• TASK BRIEF
Reproduce exactly the lines from the one containing "Extract the structured" through the end of the listing, minus the pictures.
[start of MATERIAL PROVIDED]
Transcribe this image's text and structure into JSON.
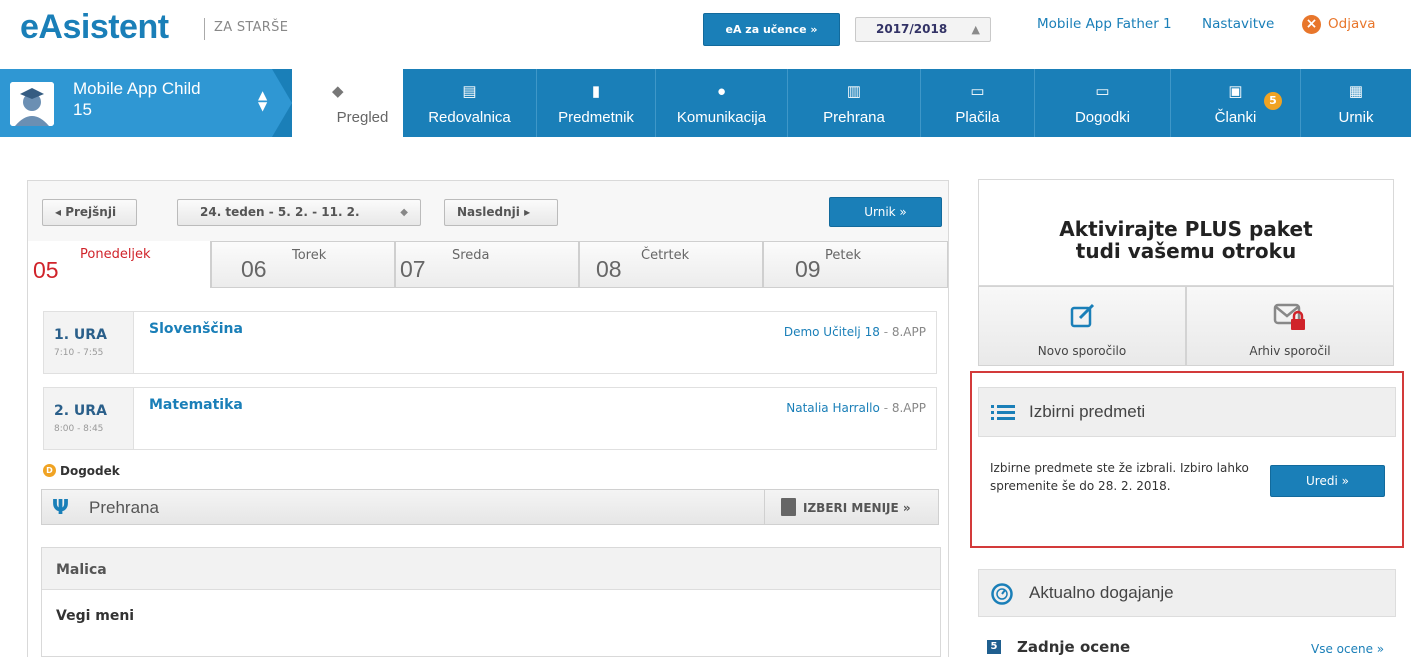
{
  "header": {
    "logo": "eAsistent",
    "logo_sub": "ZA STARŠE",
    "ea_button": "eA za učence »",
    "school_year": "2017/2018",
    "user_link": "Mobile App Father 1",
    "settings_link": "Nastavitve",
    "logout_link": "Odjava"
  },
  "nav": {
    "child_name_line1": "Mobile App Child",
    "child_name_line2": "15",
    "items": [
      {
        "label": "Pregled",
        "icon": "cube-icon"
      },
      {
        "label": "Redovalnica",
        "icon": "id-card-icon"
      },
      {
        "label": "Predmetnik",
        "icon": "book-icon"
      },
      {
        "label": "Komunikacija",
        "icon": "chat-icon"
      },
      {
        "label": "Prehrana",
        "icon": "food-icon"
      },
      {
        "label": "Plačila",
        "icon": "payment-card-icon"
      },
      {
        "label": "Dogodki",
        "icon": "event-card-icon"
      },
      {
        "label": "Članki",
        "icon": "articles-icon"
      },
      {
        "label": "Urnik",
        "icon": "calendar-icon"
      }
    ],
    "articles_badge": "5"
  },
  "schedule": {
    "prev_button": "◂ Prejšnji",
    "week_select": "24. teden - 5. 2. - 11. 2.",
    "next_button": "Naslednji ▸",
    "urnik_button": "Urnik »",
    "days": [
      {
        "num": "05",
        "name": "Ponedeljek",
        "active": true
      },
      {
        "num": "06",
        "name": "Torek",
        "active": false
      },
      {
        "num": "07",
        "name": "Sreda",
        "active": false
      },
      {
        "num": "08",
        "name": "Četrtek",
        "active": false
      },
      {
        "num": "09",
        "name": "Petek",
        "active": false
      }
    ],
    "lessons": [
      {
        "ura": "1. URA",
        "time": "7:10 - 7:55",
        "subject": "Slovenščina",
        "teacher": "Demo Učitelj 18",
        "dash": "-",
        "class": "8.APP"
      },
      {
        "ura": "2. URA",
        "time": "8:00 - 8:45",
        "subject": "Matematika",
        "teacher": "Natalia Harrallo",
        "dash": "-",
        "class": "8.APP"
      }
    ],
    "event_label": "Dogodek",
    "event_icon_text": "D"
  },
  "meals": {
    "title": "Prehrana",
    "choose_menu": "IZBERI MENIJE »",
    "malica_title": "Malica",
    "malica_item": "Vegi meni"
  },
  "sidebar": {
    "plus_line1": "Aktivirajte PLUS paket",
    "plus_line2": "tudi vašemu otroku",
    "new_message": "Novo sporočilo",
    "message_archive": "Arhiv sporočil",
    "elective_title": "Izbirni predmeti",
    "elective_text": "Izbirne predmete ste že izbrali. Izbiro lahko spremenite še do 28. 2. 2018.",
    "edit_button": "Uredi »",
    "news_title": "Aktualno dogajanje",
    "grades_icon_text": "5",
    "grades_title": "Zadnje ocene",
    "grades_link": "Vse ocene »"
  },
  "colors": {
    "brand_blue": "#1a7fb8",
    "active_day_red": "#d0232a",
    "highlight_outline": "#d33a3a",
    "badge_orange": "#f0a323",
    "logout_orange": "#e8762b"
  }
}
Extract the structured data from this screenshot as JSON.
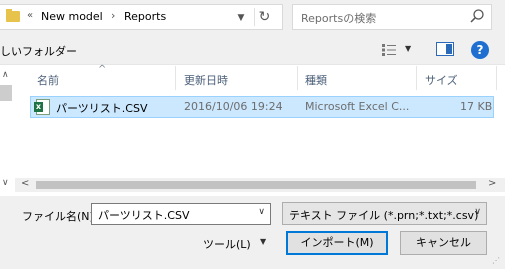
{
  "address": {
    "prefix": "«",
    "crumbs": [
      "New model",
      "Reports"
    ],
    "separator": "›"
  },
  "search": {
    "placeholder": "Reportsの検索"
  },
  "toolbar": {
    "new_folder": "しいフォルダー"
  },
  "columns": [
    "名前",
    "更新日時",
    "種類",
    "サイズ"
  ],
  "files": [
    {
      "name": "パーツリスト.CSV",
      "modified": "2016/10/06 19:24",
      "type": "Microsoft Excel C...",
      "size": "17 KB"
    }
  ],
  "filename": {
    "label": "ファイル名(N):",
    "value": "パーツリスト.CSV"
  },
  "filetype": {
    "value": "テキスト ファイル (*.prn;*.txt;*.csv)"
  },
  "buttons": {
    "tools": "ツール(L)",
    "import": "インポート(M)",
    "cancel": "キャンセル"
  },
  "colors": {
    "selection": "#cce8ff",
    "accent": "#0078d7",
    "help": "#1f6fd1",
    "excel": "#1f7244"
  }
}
[end of MATERIAL PROVIDED]
• RESULT OF THE EXERCISE
Extract the structured data from this screenshot as JSON.
{
  "address": {
    "prefix": "«",
    "crumbs": [
      "New model",
      "Reports"
    ],
    "separator": "›"
  },
  "search": {
    "placeholder": "Reportsの検索"
  },
  "toolbar": {
    "new_folder": "しいフォルダー"
  },
  "columns": [
    "名前",
    "更新日時",
    "種類",
    "サイズ"
  ],
  "files": [
    {
      "name": "パーツリスト.CSV",
      "modified": "2016/10/06 19:24",
      "type": "Microsoft Excel C...",
      "size": "17 KB"
    }
  ],
  "filename": {
    "label": "ファイル名(N):",
    "value": "パーツリスト.CSV"
  },
  "filetype": {
    "value": "テキスト ファイル (*.prn;*.txt;*.csv)"
  },
  "buttons": {
    "tools": "ツール(L)",
    "import": "インポート(M)",
    "cancel": "キャンセル"
  },
  "colors": {
    "selection": "#cce8ff",
    "accent": "#0078d7",
    "help": "#1f6fd1",
    "excel": "#1f7244"
  }
}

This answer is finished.